▶ What to do: Copy out all the entries word for word.

★ ★ ★ ★ ★ ★ ★

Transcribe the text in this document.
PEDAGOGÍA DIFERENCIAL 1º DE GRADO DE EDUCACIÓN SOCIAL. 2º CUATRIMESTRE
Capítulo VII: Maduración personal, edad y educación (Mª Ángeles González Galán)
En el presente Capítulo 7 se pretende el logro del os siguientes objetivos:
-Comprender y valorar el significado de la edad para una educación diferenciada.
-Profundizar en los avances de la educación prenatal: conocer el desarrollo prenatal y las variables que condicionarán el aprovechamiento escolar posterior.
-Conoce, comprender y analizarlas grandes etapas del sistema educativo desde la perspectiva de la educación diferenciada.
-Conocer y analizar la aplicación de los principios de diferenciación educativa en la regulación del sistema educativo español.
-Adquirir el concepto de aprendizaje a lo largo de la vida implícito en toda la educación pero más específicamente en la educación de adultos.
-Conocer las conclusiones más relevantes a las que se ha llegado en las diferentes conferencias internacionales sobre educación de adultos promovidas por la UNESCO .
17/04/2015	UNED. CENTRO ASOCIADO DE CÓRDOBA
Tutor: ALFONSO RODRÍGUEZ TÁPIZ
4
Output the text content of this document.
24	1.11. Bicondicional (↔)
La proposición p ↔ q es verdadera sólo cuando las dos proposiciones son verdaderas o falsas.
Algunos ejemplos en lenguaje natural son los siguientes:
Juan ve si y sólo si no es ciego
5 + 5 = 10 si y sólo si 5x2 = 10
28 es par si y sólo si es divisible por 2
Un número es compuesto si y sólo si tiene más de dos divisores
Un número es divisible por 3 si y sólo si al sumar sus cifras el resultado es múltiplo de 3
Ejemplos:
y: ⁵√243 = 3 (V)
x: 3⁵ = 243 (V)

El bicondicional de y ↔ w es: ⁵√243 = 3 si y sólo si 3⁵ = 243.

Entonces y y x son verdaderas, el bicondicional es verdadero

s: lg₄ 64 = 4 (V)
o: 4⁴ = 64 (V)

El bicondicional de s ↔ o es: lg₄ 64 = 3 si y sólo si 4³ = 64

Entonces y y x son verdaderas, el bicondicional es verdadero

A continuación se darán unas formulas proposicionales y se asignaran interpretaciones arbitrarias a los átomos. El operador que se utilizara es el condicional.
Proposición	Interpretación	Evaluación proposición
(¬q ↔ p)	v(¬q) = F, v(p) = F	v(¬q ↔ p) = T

★ ★ ★ ★ ★ ★ ★

▶ Written solution:
Transcribe the text in this document.
PEDAGOGÍA DIFERENCIAL 1º DE GRADO DE EDUCACIÓN SOCIAL. 2º CUATRIMESTRE
Capítulo VII: Maduración personal, edad y educación (Mª Ángeles González Galán)
En el presente Capítulo 7 se pretende el logro del os siguientes objetivos:
-Comprender y valorar el significado de la edad para una educación diferenciada.
-Profundizar en los avances de la educación prenatal: conocer el desarrollo prenatal y las variables que condicionarán el aprovechamiento escolar posterior.
-Conoce, comprender y analizarlas grandes etapas del sistema educativo desde la perspectiva de la educación diferenciada.
-Conocer y analizar la aplicación de los principios de diferenciación educativa en la regulación del sistema educativo español.
-Adquirir el concepto de aprendizaje a lo largo de la vida implícito en toda la educación pero más específicamente en la educación de adultos.
-Conocer las conclusiones más relevantes a las que se ha llegado en las diferentes conferencias internacionales sobre educación de adultos promovidas por la UNESCO .
17/04/2015	UNED. CENTRO ASOCIADO DE CÓRDOBA
Tutor: ALFONSO RODRÍGUEZ TÁPIZ
4
Output the text content of this document.
24	1.11. Bicondicional (↔)
La proposición p ↔ q es verdadera sólo cuando las dos proposiciones son verdaderas o falsas.
Algunos ejemplos en lenguaje natural son los siguientes:
Juan ve si y sólo si no es ciego
5 + 5 = 10 si y sólo si 5x2 = 10
28 es par si y sólo si es divisible por 2
Un número es compuesto si y sólo si tiene más de dos divisores
Un número es divisible por 3 si y sólo si al sumar sus cifras el resultado es múltiplo de 3
Ejemplos:
y: ⁵√243 = 3 (V)
x: 3⁵ = 243 (V)

El bicondicional de y ↔ w es: ⁵√243 = 3 si y sólo si 3⁵ = 243.

Entonces y y x son verdaderas, el bicondicional es verdadero

s: lg₄ 64 = 4 (V)
o: 4⁴ = 64 (V)

El bicondicional de s ↔ o es: lg₄ 64 = 3 si y sólo si 4³ = 64

Entonces y y x son verdaderas, el bicondicional es verdadero

A continuación se darán unas formulas proposicionales y se asignaran interpretaciones arbitrarias a los átomos. El operador que se utilizara es el condicional.
Proposición	Interpretación	Evaluación proposición
(¬q ↔ p)	v(¬q) = F, v(p) = F	v(¬q ↔ p) = T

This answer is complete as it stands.